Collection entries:

** Start **

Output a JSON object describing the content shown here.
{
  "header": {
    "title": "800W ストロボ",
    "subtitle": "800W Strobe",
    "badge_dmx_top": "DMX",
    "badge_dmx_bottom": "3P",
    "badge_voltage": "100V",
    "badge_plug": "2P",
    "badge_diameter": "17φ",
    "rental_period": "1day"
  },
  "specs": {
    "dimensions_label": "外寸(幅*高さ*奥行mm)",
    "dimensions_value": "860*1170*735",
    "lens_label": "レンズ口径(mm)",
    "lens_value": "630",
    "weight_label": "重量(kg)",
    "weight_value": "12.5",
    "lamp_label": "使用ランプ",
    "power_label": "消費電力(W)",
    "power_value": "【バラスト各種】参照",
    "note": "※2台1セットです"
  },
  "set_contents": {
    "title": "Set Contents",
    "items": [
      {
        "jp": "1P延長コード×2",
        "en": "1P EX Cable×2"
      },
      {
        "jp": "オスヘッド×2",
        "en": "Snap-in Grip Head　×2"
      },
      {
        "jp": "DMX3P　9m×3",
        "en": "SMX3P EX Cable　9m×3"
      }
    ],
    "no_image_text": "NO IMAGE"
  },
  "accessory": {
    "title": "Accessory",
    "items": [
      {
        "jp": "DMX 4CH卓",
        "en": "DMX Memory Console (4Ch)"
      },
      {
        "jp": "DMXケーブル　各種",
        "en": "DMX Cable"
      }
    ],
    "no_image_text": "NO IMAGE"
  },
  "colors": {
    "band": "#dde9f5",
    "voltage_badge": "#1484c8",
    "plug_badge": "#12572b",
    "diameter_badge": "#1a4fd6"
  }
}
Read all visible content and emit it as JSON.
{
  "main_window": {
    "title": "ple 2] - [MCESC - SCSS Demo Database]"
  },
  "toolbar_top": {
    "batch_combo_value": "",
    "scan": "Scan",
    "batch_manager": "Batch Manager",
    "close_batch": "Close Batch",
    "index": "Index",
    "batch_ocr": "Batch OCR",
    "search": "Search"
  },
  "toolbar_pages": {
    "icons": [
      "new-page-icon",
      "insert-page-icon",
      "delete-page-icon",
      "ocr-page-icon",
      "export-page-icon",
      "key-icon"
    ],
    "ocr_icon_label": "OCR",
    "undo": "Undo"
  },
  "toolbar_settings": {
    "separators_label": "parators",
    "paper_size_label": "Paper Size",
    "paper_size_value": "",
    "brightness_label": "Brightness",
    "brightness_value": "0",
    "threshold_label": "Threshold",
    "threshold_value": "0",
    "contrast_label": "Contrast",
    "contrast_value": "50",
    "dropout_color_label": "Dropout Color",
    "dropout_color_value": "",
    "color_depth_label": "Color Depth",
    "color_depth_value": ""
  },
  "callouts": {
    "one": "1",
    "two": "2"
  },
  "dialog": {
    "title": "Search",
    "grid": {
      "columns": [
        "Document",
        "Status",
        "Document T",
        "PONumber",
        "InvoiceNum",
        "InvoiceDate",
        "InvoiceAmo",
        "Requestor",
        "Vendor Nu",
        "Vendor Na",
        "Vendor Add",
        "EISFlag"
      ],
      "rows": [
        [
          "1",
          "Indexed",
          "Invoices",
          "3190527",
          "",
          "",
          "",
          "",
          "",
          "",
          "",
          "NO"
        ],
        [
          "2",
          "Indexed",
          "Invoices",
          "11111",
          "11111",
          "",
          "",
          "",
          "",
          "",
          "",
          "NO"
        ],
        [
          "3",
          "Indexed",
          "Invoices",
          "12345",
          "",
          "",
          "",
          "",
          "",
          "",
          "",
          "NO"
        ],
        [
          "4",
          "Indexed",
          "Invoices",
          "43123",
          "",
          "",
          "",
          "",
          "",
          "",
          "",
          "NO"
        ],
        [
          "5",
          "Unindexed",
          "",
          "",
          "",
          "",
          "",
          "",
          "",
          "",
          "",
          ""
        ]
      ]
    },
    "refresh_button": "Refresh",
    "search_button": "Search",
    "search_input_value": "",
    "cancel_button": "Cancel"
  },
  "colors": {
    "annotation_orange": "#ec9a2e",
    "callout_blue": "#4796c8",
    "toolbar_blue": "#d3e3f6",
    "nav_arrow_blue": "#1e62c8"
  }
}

** End **

§ Given problem
Pull every line containing "Cable" from the material above.

§ Result of the task
        "en": "1P EX Cable×2"
        "en": "SMX3P EX Cable　9m×3"
        "en": "DMX Cable"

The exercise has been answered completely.